DO THIS:
Search the data below for the word "text" and copy each line that holds it.

begin

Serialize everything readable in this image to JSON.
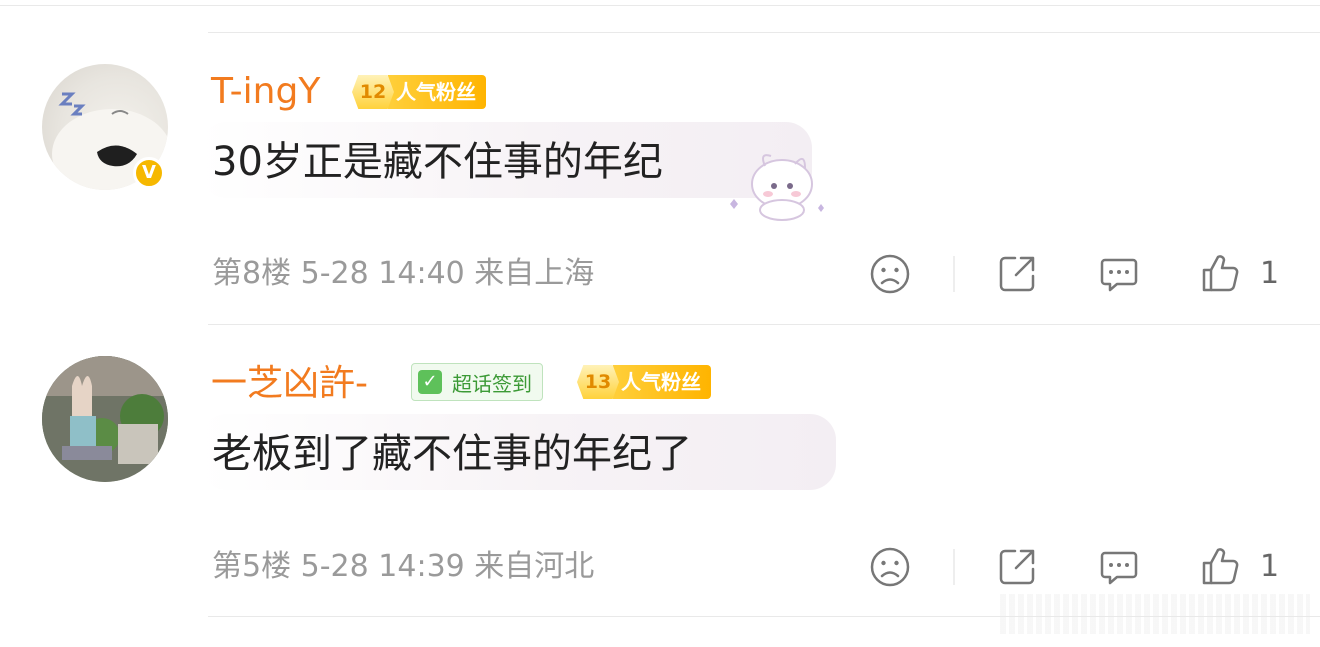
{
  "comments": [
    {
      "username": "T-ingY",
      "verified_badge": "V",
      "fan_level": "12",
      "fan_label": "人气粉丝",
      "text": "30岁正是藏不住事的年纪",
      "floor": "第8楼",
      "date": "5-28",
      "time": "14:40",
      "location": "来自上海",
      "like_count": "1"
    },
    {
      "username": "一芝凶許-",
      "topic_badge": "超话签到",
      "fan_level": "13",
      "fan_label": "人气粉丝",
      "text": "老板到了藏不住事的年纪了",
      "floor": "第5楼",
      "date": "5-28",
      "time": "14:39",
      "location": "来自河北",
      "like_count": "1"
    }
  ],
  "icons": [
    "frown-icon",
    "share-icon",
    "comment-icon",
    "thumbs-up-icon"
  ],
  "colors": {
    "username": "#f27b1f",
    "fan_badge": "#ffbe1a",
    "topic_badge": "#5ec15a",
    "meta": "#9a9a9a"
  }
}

end

EXERCISE OUTPUT:
      "text": "30岁正是藏不住事的年纪",
      "text": "老板到了藏不住事的年纪了",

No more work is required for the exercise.